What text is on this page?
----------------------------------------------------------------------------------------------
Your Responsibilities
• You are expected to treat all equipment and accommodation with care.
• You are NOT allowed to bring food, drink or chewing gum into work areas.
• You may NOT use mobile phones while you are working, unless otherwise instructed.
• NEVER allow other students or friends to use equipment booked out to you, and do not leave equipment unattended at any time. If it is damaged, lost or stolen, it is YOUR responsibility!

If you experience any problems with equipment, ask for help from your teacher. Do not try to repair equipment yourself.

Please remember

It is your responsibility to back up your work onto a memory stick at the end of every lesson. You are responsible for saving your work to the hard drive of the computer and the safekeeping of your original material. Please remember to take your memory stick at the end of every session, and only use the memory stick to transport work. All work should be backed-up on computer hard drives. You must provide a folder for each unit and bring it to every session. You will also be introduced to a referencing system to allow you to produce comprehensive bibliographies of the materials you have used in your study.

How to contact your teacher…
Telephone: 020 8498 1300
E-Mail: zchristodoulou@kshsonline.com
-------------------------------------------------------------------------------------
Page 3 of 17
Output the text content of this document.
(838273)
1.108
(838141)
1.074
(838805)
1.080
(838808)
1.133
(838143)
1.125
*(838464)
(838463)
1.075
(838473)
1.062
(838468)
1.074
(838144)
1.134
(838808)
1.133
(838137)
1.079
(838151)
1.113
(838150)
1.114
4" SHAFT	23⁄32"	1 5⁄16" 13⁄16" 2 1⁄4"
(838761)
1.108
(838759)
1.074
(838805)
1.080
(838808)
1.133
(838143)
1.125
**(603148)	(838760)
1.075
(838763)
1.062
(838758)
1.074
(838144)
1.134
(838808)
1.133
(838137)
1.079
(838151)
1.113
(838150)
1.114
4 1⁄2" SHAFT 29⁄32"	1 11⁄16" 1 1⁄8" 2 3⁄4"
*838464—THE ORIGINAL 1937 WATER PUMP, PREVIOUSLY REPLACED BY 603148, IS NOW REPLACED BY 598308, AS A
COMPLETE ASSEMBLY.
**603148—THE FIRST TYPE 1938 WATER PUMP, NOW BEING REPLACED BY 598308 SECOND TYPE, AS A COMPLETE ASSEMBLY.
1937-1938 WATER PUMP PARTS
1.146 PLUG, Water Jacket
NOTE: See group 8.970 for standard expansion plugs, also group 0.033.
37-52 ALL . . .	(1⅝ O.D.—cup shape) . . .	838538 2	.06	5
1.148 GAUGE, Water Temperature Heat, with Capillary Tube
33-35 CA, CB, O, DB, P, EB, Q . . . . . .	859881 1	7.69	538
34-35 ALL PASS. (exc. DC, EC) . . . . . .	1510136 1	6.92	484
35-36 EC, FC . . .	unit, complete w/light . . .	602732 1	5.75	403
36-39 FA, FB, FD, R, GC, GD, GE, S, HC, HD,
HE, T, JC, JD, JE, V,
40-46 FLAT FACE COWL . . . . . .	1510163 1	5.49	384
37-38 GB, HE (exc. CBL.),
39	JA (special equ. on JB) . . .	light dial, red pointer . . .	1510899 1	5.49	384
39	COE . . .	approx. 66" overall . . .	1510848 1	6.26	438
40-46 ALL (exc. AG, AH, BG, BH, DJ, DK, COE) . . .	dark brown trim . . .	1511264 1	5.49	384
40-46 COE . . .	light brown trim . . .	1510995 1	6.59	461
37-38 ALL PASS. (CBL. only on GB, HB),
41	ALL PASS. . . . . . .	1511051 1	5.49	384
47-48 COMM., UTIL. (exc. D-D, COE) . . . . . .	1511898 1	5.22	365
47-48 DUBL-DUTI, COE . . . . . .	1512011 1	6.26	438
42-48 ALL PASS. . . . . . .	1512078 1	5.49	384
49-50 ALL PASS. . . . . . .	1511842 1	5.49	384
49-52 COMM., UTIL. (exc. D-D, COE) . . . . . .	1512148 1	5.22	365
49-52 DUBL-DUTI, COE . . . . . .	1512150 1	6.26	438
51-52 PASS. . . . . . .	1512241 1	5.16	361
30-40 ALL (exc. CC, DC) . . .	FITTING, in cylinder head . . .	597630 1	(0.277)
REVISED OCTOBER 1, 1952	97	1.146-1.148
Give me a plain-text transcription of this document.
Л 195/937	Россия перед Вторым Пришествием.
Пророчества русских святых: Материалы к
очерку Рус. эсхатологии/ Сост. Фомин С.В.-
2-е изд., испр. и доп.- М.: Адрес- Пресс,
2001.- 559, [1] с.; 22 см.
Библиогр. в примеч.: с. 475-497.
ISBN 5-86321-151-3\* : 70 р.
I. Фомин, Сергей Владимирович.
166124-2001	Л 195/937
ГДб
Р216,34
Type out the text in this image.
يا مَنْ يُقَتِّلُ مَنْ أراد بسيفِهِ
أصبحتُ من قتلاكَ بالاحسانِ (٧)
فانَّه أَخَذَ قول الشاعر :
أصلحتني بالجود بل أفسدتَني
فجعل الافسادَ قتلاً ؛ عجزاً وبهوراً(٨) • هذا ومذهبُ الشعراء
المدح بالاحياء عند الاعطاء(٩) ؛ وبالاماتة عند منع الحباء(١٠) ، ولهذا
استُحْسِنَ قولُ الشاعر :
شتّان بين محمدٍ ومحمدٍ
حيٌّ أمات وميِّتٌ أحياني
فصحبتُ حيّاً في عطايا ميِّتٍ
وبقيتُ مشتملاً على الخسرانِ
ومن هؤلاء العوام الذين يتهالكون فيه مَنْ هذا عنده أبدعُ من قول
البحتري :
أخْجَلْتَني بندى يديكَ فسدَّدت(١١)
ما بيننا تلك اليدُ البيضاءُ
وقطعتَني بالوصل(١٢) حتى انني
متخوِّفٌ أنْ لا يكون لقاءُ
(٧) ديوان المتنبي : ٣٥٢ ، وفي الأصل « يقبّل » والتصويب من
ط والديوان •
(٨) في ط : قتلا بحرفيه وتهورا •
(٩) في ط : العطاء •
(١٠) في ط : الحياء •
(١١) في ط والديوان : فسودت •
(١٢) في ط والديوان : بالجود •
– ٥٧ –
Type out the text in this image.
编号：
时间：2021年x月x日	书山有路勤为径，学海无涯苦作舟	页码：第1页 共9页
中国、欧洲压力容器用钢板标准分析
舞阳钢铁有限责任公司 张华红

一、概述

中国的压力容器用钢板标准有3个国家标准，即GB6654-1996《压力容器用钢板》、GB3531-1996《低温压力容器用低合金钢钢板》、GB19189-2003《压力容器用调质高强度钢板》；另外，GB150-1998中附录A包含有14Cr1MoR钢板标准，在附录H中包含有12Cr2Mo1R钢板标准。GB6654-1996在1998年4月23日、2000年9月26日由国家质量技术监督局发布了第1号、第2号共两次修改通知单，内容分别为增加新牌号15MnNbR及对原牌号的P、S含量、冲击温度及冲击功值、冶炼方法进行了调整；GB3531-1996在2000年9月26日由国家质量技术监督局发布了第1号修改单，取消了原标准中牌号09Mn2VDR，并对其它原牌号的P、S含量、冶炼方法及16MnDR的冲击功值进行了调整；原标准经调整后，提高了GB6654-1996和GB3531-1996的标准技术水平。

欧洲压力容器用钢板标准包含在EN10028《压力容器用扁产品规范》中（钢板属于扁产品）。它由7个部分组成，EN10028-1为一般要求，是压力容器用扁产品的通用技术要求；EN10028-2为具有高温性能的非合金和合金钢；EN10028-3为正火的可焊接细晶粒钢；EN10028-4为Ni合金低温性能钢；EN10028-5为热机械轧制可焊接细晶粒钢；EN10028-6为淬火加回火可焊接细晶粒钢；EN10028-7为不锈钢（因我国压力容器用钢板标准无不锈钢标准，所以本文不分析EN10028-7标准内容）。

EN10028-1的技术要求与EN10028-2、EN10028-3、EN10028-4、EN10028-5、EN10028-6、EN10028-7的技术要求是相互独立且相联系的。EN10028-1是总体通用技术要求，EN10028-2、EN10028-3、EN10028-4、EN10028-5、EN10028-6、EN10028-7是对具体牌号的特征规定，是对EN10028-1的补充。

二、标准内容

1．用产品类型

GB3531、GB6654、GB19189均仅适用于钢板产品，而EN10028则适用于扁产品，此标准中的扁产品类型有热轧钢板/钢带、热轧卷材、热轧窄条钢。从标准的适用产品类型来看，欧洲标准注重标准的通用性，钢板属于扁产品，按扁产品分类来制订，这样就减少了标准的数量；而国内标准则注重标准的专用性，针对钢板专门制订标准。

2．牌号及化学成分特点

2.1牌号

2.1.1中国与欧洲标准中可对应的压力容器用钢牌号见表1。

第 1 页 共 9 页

━━━━━━━━━━━━━━━━

→ **WRITTEN PROBLEM**
Say how many lines in the records hold the string "PASS", and say nothing else.

→ **RESPONSE TO THE EXERCISE**
6